- _Dataset entries_:
- - -
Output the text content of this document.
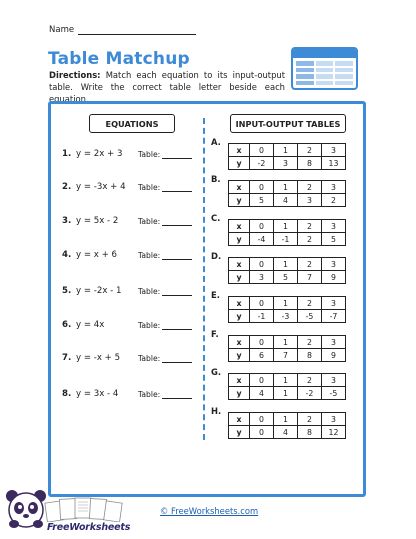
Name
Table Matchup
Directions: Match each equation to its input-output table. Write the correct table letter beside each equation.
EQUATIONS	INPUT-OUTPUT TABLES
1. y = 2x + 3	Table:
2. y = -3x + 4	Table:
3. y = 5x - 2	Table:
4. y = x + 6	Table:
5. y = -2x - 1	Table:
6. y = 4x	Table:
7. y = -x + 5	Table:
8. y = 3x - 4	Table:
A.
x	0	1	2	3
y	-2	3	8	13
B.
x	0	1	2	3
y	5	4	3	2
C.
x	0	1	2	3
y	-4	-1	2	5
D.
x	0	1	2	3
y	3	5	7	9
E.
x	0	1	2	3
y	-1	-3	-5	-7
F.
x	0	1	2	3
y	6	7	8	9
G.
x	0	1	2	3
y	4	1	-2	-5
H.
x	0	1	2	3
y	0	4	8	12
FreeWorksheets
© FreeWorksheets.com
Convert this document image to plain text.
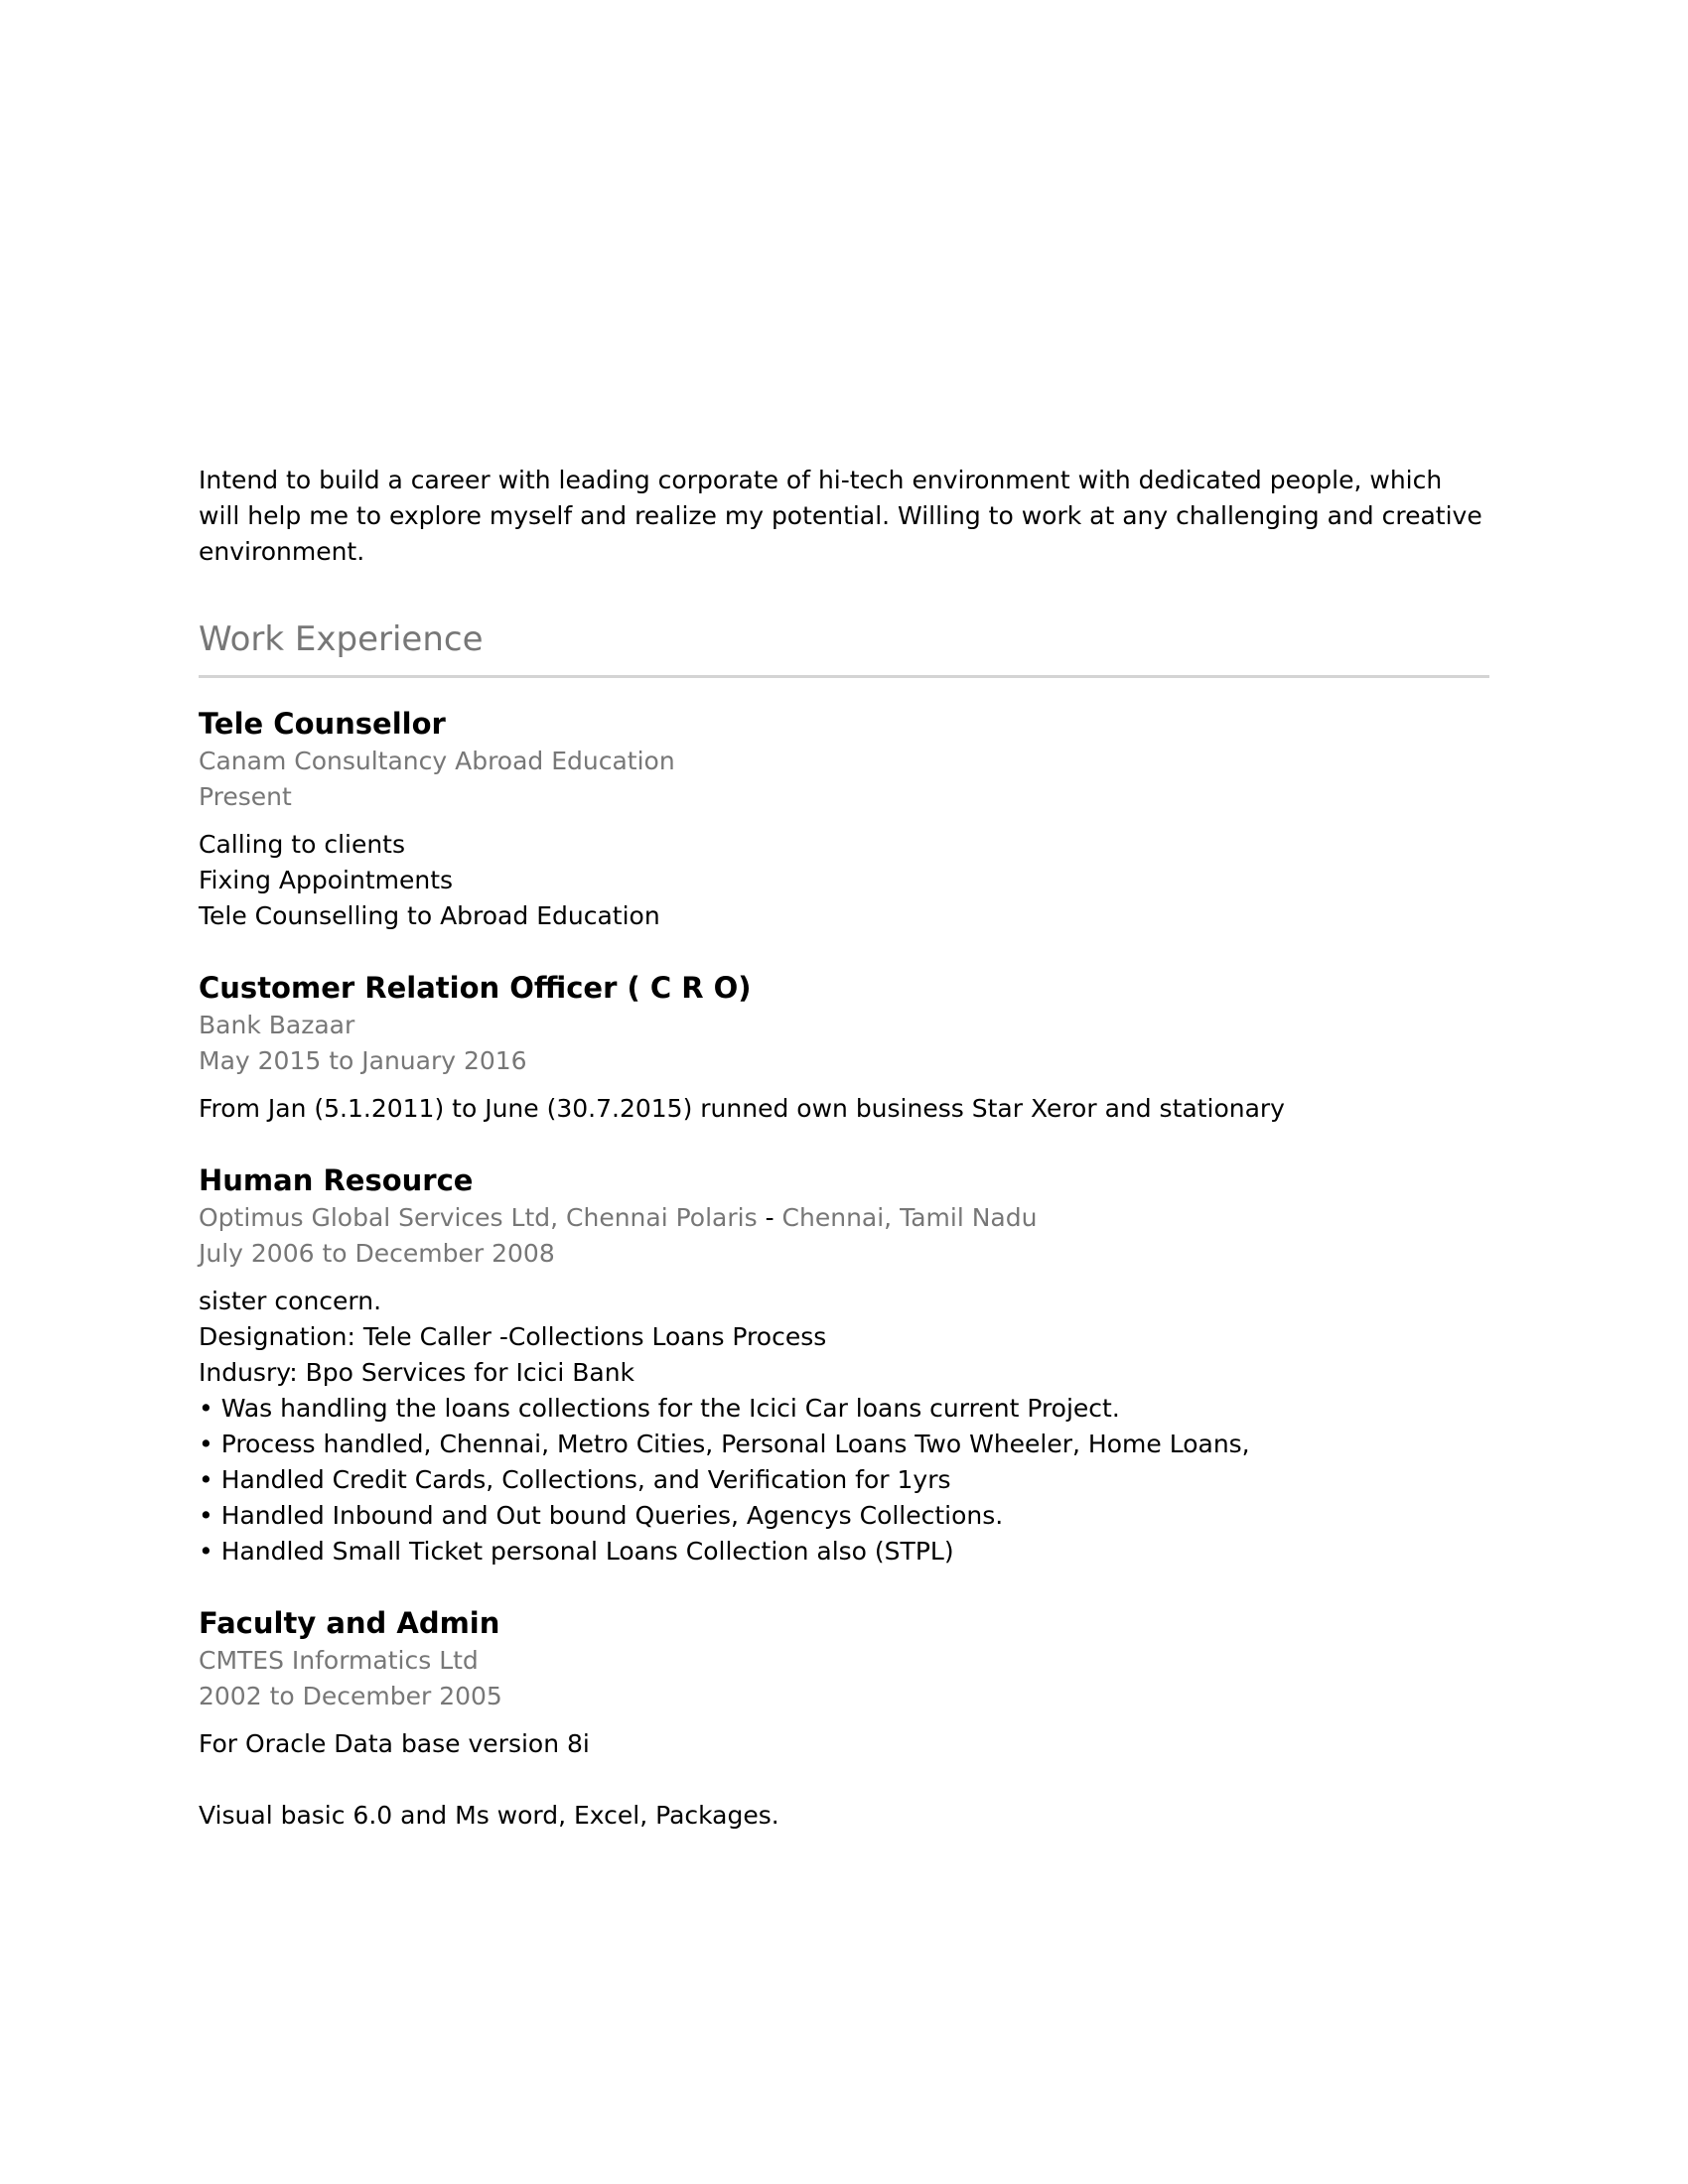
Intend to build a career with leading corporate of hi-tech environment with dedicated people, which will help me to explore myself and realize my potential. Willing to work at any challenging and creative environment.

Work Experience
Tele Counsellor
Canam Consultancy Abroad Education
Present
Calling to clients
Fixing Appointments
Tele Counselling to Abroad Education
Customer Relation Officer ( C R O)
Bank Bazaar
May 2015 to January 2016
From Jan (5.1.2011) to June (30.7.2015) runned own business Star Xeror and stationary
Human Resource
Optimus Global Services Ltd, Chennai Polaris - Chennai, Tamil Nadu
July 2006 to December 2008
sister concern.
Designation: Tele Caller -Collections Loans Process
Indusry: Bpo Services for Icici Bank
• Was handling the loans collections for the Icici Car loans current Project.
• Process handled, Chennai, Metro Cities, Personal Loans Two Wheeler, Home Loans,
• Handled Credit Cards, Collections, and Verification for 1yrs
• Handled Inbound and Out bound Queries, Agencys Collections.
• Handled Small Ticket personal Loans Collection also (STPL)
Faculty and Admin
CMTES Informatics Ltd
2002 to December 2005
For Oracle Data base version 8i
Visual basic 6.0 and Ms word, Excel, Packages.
- - -
- _Description of the task_: Find every line that has "document" in it, then return those lines.

- _Written response_:
Output the text content of this document.
Convert this document image to plain text.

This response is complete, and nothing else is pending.